> _Data items_
———

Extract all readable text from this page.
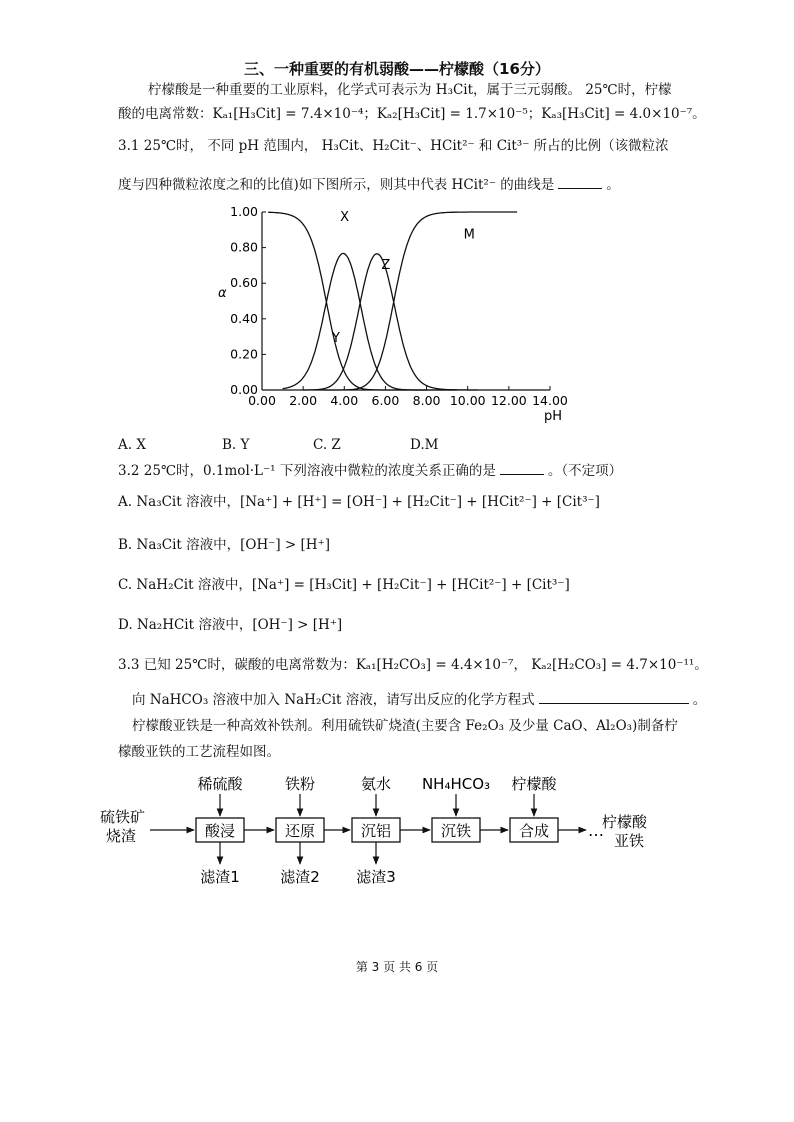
三、一种重要的有机弱酸——柠檬酸（16分）
柠檬酸是一种重要的工业原料，化学式可表示为 H₃Cit，属于三元弱酸。 25℃时，柠檬
酸的电离常数：Kₐ₁[H₃Cit] = 7.4×10⁻⁴；Kₐ₂[H₃Cit] = 1.7×10⁻⁵；Kₐ₃[H₃Cit] = 4.0×10⁻⁷。
3.1 25℃时， 不同 pH 范围内， H₃Cit、H₂Cit⁻、HCit²⁻ 和 Cit³⁻ 所占的比例（该微粒浓
度与四种微粒浓度之和的比值)如下图所示，则其中代表 HCit²⁻ 的曲线是	。
0.00 2.00 4.00 6.00 8.00 10.00 12.00 14.00
0.00
0.20
0.40
0.60
0.80
1.00	X
Y
Z
M
α
pH
A. X	B. Y	C. Z	D.M
3.2 25℃时，0.1mol·L⁻¹ 下列溶液中微粒的浓度关系正确的是	。（不定项）
A. Na₃Cit 溶液中，[Na⁺] + [H⁺] = [OH⁻] + [H₂Cit⁻] + [HCit²⁻] + [Cit³⁻]
B. Na₃Cit 溶液中，[OH⁻] > [H⁺]
C. NaH₂Cit 溶液中，[Na⁺] = [H₃Cit] + [H₂Cit⁻] + [HCit²⁻] + [Cit³⁻]
D. Na₂HCit 溶液中，[OH⁻] > [H⁺]
3.3 已知 25℃时，碳酸的电离常数为：Kₐ₁[H₂CO₃] = 4.4×10⁻⁷， Kₐ₂[H₂CO₃] = 4.7×10⁻¹¹。
向 NaHCO₃ 溶液中加入 NaH₂Cit 溶液，请写出反应的化学方程式	。
柠檬酸亚铁是一种高效补铁剂。利用硫铁矿烧渣(主要含 Fe₂O₃ 及少量 CaO、Al₂O₃)制备柠
檬酸亚铁的工艺流程如图。
硫铁矿
烧渣	酸浸	还原	沉铝	沉铁	合成 …
柠檬酸
亚铁
稀硫酸	铁粉	氨水 NH₄HCO₃ 柠檬酸
滤渣1	滤渣2 滤渣3
第 3 页 共 6 页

———

> _Task description_
Show every line where the string "H₃Cit" appears.

> _Written solution_
柠檬酸是一种重要的工业原料，化学式可表示为 H₃Cit，属于三元弱酸。 25℃时，柠檬
酸的电离常数：Kₐ₁[H₃Cit] = 7.4×10⁻⁴；Kₐ₂[H₃Cit] = 1.7×10⁻⁵；Kₐ₃[H₃Cit] = 4.0×10⁻⁷。
3.1 25℃时， 不同 pH 范围内， H₃Cit、H₂Cit⁻、HCit²⁻ 和 Cit³⁻ 所占的比例（该微粒浓
C. NaH₂Cit 溶液中，[Na⁺] = [H₃Cit] + [H₂Cit⁻] + [HCit²⁻] + [Cit³⁻]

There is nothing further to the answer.